Copy all lines of the listing that include the string "text".

RECORDS FOR PROCESSING:
○ ○ ○

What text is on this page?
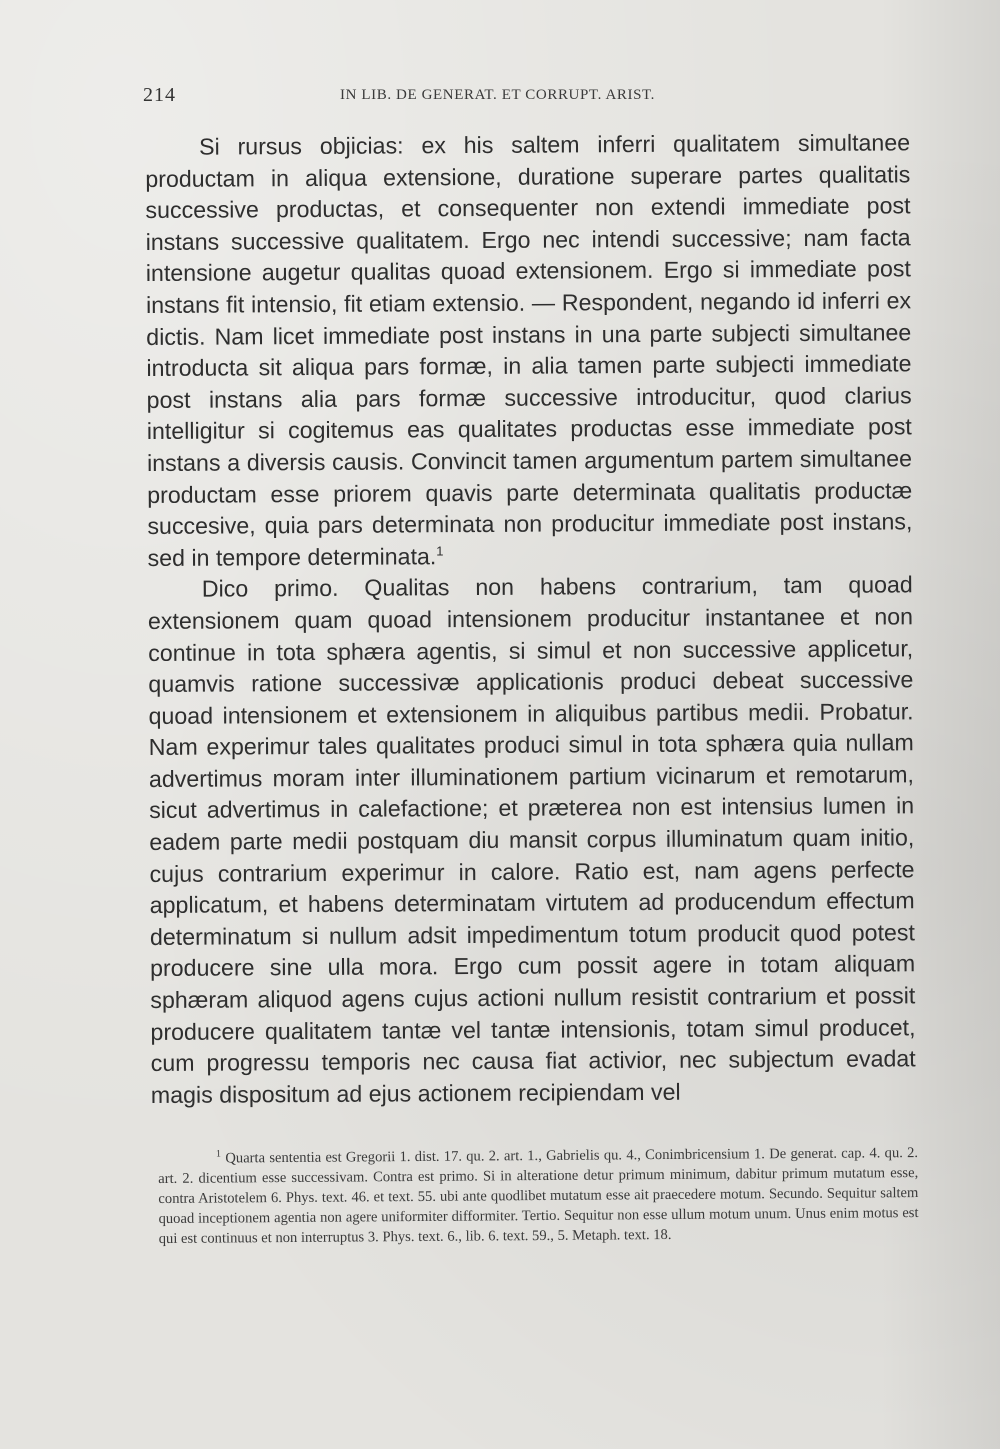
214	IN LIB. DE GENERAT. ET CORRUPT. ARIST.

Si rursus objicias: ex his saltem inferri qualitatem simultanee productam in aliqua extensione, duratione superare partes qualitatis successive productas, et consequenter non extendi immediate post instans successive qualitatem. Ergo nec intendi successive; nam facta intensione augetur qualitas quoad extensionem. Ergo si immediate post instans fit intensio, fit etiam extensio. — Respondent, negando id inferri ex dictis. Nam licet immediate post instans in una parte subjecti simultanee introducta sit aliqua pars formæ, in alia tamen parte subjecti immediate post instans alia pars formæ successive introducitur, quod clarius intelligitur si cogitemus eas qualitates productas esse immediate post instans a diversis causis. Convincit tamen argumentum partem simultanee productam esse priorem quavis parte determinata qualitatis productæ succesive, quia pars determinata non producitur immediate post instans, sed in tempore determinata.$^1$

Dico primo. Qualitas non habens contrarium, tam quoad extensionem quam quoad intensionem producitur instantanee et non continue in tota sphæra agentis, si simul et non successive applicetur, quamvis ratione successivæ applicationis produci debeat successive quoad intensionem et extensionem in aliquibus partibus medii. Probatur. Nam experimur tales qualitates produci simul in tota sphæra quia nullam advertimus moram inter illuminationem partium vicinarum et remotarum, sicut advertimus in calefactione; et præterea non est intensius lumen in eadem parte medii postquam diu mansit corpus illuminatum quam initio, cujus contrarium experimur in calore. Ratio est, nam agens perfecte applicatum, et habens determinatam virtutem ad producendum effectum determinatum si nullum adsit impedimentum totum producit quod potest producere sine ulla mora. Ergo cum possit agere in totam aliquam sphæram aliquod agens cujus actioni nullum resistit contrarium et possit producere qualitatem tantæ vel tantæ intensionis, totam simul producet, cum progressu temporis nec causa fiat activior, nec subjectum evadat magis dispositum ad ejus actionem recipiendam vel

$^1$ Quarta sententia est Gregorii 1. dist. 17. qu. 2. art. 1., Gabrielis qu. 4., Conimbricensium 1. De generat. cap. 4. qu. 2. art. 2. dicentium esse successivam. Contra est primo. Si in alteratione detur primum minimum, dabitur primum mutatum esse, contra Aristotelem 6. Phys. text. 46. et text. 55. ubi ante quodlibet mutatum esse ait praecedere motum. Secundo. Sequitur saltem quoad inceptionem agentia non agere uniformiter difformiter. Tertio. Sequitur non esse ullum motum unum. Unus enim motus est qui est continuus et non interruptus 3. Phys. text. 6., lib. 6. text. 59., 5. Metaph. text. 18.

○ ○ ○

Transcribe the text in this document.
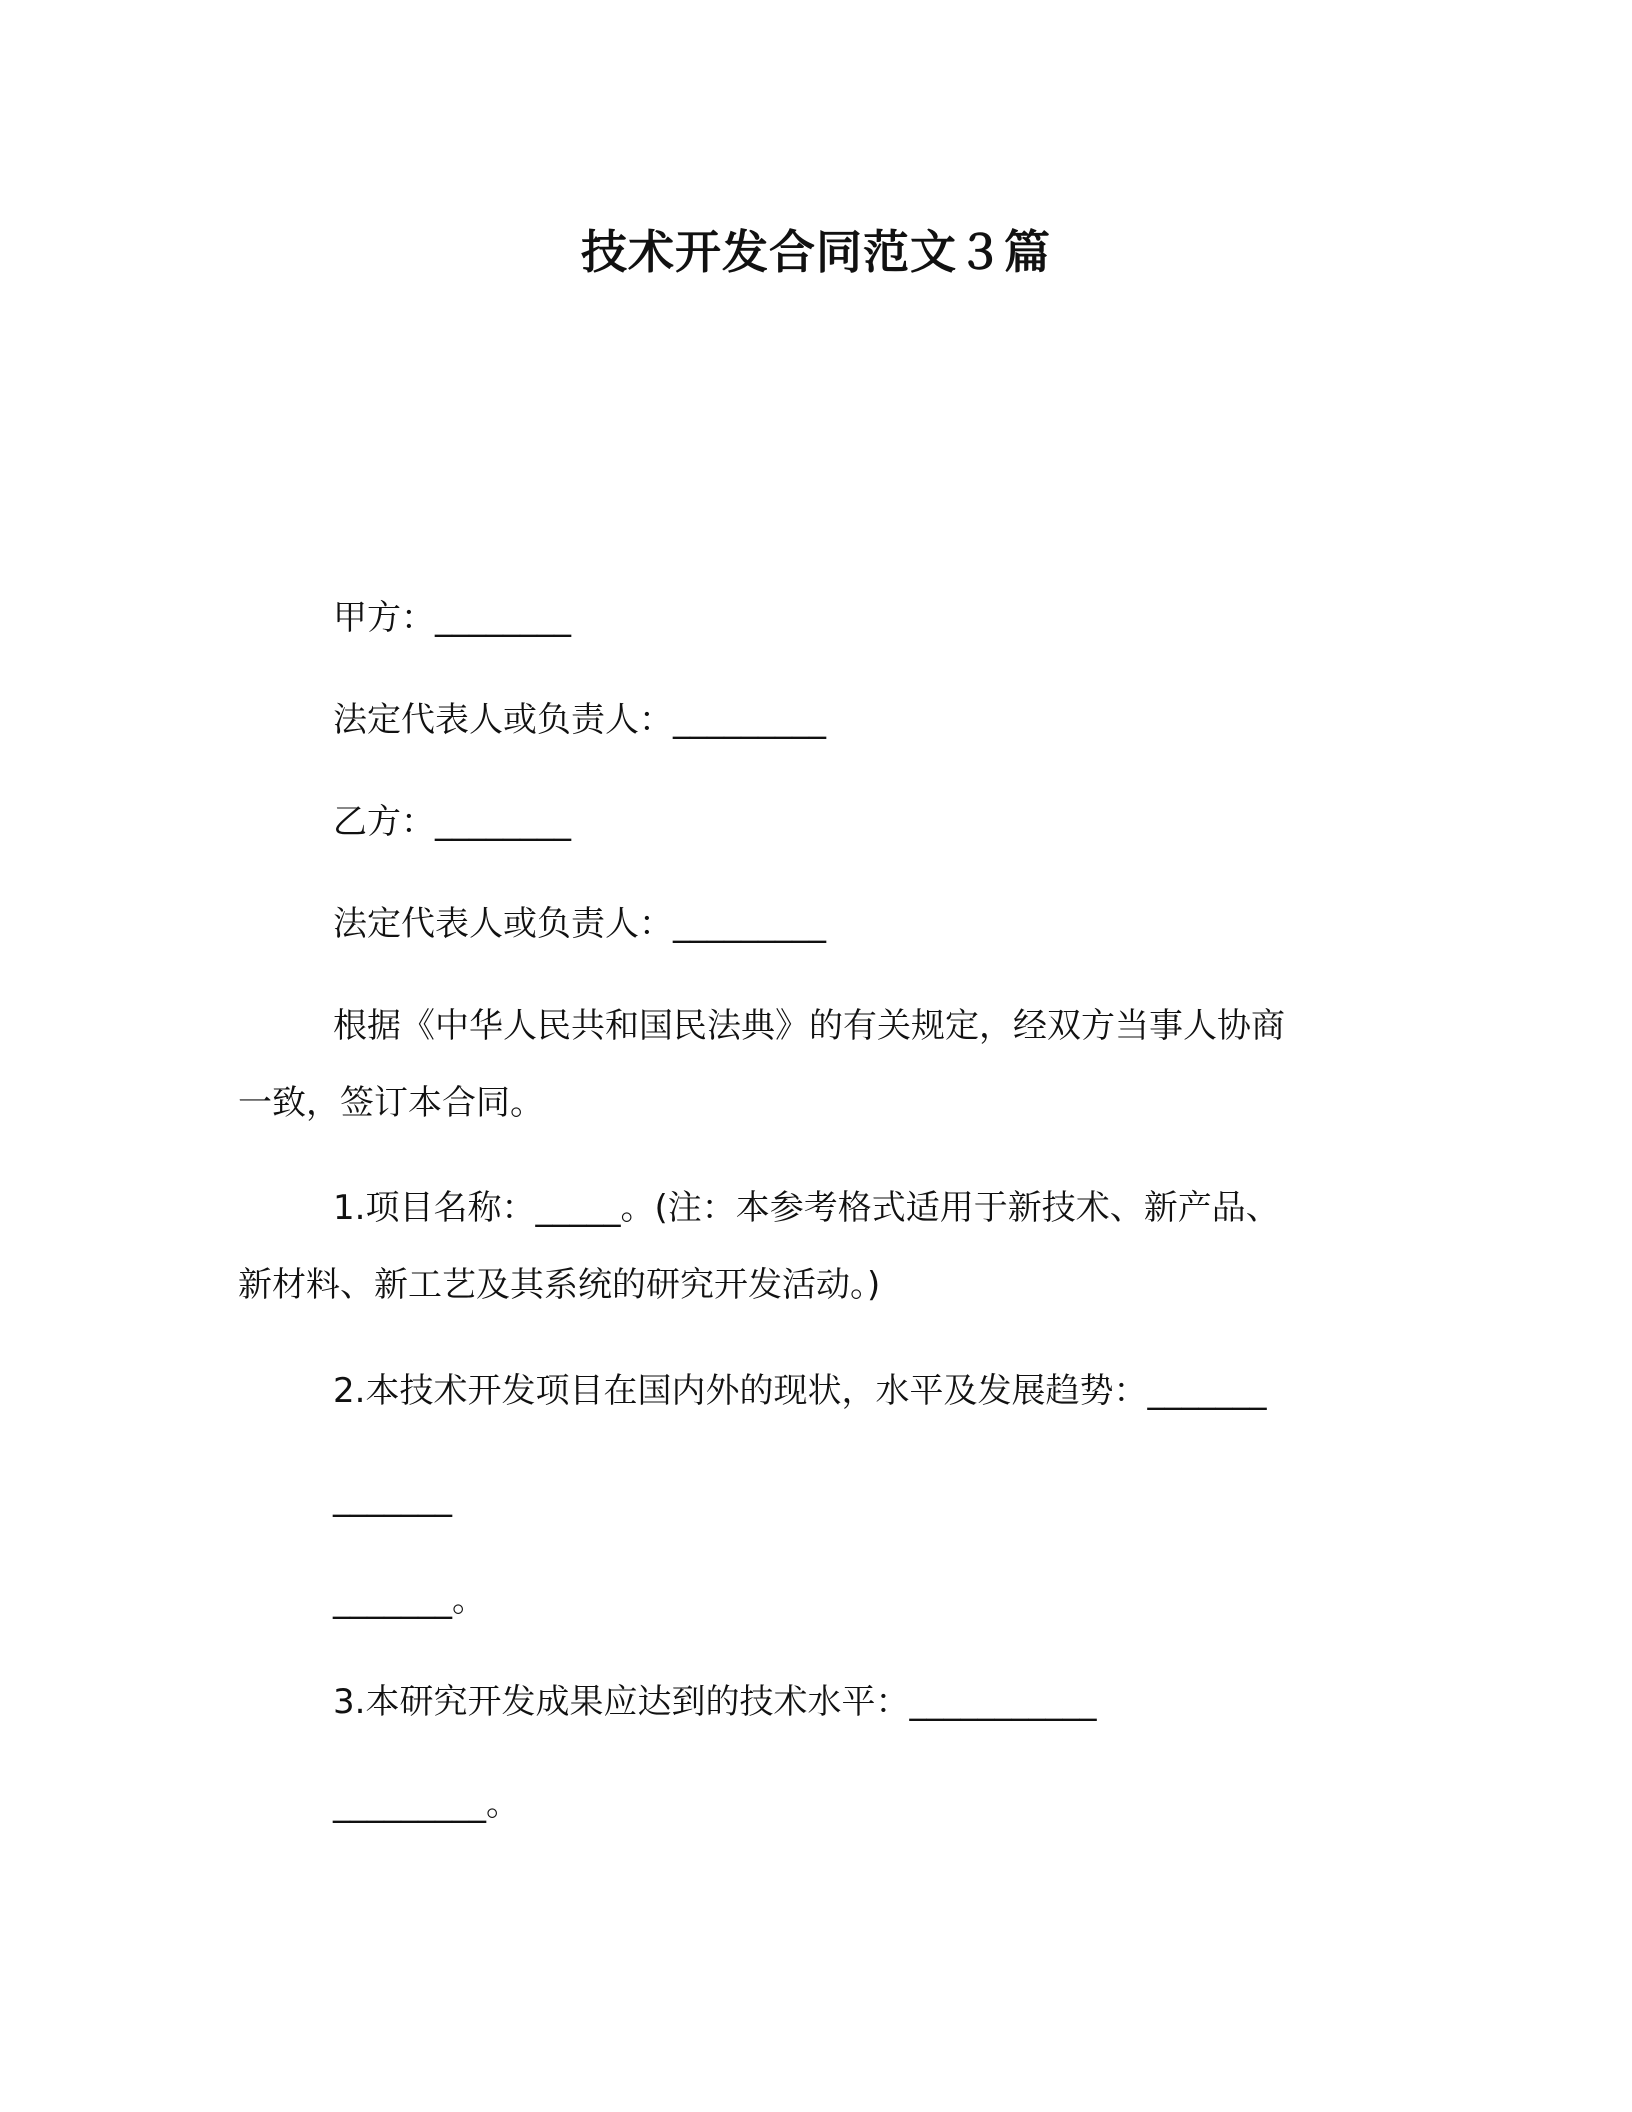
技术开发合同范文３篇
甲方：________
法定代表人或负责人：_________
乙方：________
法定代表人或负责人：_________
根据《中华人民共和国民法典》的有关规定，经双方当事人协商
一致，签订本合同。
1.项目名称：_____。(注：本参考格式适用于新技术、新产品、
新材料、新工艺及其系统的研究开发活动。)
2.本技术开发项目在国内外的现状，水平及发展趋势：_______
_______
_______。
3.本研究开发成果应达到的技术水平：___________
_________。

○ ○ ○

REPLY TO THE TASK:
What text is on this page?
$^1$ Quarta sententia est Gregorii 1. dist. 17. qu. 2. art. 1., Gabrielis qu. 4., Conimbricensium 1. De generat. cap. 4. qu. 2. art. 2. dicentium esse successivam. Contra est primo. Si in alteratione detur primum minimum, dabitur primum mutatum esse, contra Aristotelem 6. Phys. text. 46. et text. 55. ubi ante quodlibet mutatum esse ait praecedere motum. Secundo. Sequitur saltem quoad inceptionem agentia non agere uniformiter difformiter. Tertio. Sequitur non esse ullum motum unum. Unus enim motus est qui est continuus et non interruptus 3. Phys. text. 6., lib. 6. text. 59., 5. Metaph. text. 18.
Transcribe the text in this document.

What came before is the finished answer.